§ Exercise directions:
In the listing below, identify each line with the word "Wednesday" and return those lines.

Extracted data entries
══════════
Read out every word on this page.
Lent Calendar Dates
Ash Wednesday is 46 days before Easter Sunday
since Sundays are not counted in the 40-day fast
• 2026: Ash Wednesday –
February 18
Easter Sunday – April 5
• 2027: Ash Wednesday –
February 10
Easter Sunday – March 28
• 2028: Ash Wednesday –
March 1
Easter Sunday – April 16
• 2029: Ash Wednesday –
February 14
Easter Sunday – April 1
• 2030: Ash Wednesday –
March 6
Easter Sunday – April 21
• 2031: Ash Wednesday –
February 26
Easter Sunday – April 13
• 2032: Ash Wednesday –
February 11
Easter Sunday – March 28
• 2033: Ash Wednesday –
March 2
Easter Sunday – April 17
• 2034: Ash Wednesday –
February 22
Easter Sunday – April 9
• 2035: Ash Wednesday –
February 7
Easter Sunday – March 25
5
══════════
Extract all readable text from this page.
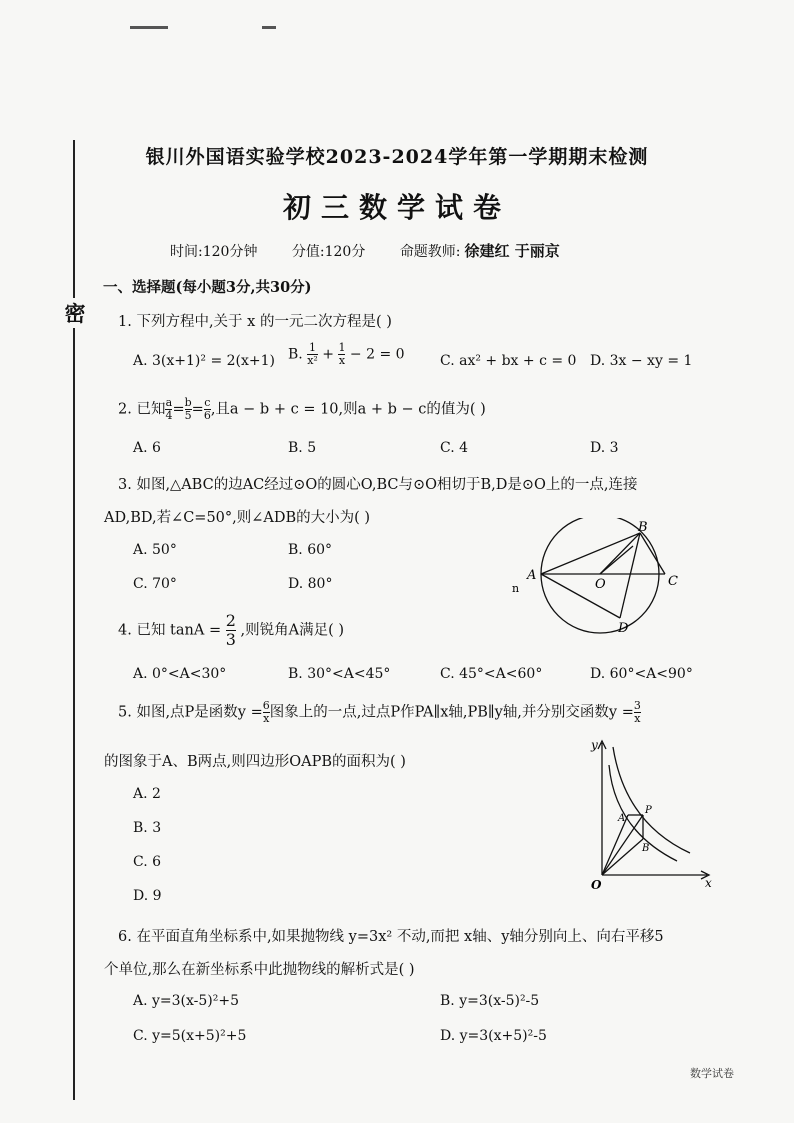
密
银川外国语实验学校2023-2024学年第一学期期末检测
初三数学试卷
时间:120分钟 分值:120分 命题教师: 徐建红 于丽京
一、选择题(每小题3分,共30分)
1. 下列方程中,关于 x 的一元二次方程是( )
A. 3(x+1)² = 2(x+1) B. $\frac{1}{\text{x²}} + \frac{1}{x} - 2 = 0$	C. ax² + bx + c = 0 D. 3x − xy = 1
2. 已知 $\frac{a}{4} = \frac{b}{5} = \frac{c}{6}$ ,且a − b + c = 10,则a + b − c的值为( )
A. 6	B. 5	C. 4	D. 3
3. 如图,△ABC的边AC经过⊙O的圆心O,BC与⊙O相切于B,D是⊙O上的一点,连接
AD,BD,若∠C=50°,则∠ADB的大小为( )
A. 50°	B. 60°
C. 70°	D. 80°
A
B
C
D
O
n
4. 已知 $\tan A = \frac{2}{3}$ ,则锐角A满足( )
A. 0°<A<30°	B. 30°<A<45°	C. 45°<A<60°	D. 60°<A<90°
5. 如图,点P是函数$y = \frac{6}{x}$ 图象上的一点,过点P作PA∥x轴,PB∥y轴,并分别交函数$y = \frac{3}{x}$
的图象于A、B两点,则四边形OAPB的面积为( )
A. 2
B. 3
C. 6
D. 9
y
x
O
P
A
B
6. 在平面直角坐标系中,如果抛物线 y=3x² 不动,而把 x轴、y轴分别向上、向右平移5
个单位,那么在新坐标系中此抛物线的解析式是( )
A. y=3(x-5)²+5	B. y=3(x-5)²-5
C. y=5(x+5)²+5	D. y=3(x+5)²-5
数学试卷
══════════
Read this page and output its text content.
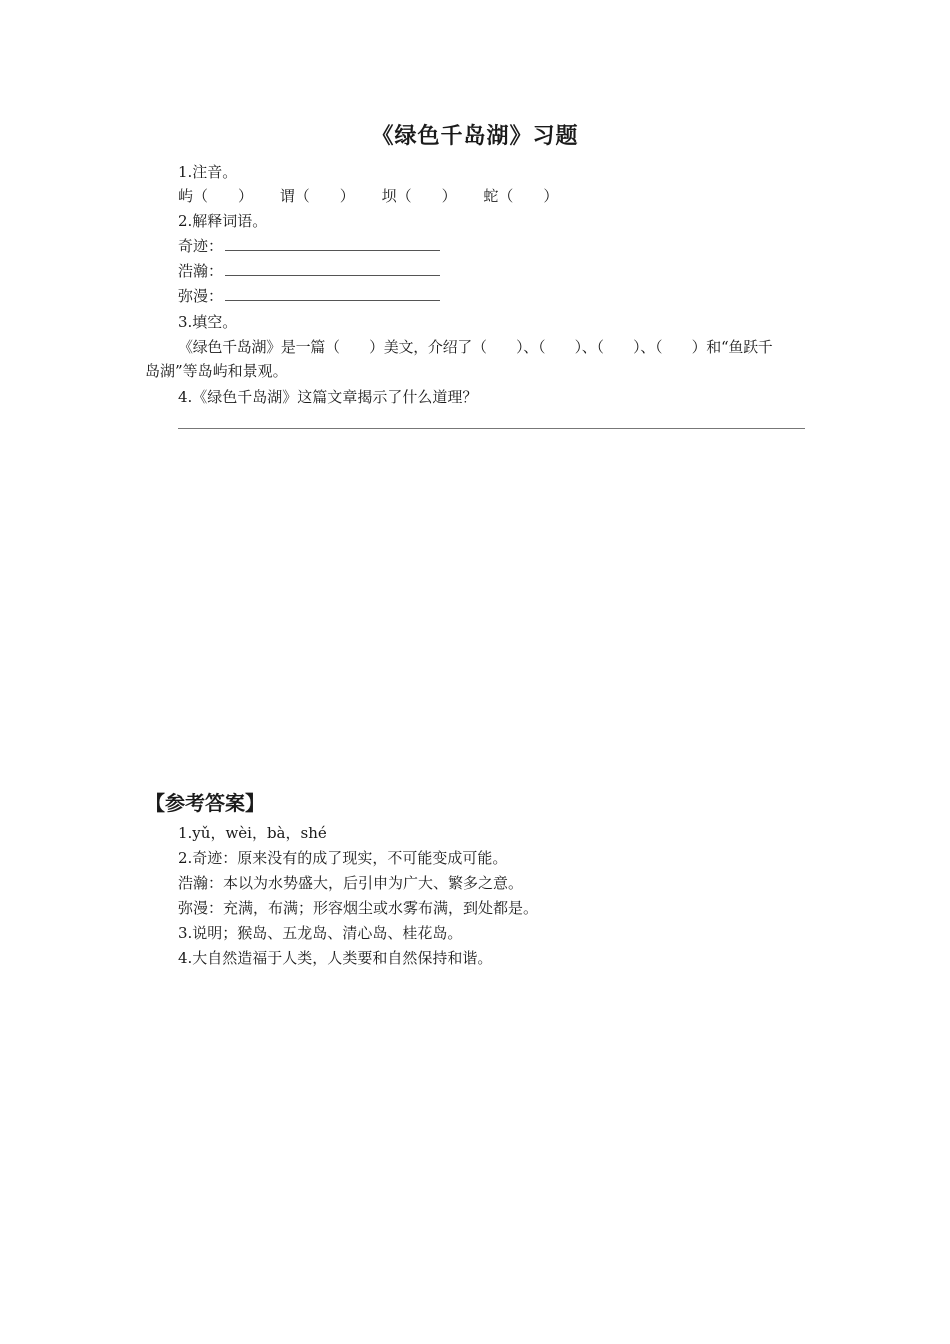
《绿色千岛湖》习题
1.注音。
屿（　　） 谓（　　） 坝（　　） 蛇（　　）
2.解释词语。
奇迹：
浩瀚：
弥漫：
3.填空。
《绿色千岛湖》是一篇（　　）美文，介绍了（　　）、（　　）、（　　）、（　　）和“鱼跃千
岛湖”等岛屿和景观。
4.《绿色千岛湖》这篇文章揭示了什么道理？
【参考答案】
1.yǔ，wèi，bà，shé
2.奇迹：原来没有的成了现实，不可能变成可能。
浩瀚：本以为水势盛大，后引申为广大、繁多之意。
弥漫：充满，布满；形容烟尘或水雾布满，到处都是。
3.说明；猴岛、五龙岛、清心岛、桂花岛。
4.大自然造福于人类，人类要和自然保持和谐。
══════════
§ Completed task:
Ash Wednesday is 46 days before Easter Sunday
• 2026: Ash Wednesday –
• 2027: Ash Wednesday –
• 2028: Ash Wednesday –
• 2029: Ash Wednesday –
• 2030: Ash Wednesday –
• 2031: Ash Wednesday –
• 2032: Ash Wednesday –
• 2033: Ash Wednesday –
• 2034: Ash Wednesday –
• 2035: Ash Wednesday –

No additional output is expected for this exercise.